**EXERCISE INSTRUCTIONS**:
Without the pictures, can you quote each line below exactly?

-- Start EXTRACTED DATA --

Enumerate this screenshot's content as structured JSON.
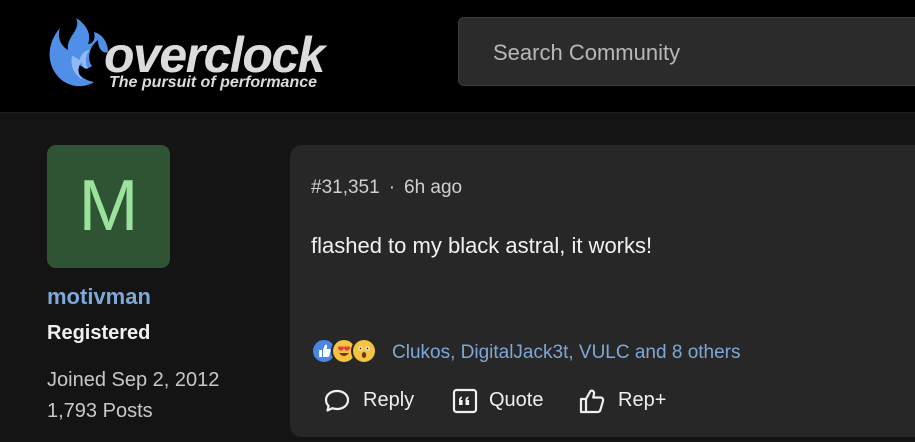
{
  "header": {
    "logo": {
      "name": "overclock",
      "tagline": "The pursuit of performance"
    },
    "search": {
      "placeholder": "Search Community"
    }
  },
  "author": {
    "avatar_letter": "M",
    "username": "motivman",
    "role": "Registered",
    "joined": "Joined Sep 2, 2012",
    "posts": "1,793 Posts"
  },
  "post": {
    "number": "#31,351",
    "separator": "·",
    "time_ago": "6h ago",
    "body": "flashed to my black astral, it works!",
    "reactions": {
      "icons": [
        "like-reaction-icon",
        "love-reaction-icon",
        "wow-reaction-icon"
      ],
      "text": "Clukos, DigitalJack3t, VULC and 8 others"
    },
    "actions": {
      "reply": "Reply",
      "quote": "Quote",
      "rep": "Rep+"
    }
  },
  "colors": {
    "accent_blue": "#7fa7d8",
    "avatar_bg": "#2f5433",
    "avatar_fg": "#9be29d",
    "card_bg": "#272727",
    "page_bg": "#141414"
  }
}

-- End EXTRACTED DATA --

**SOLUTION**:
Enumerate this screenshot's content as structured JSON.
{
  "header": {
    "logo": {
      "name": "overclock",
      "tagline": "The pursuit of performance"
    },
    "search": {
      "placeholder": "Search Community"
    }
  },
  "author": {
    "avatar_letter": "M",
    "username": "motivman",
    "role": "Registered",
    "joined": "Joined Sep 2, 2012",
    "posts": "1,793 Posts"
  },
  "post": {
    "number": "#31,351",
    "separator": "·",
    "time_ago": "6h ago",
    "body": "flashed to my black astral, it works!",
    "reactions": {
      "icons": [
        "like-reaction-icon",
        "love-reaction-icon",
        "wow-reaction-icon"
      ],
      "text": "Clukos, DigitalJack3t, VULC and 8 others"
    },
    "actions": {
      "reply": "Reply",
      "quote": "Quote",
      "rep": "Rep+"
    }
  },
  "colors": {
    "accent_blue": "#7fa7d8",
    "avatar_bg": "#2f5433",
    "avatar_fg": "#9be29d",
    "card_bg": "#272727",
    "page_bg": "#141414"
  }
}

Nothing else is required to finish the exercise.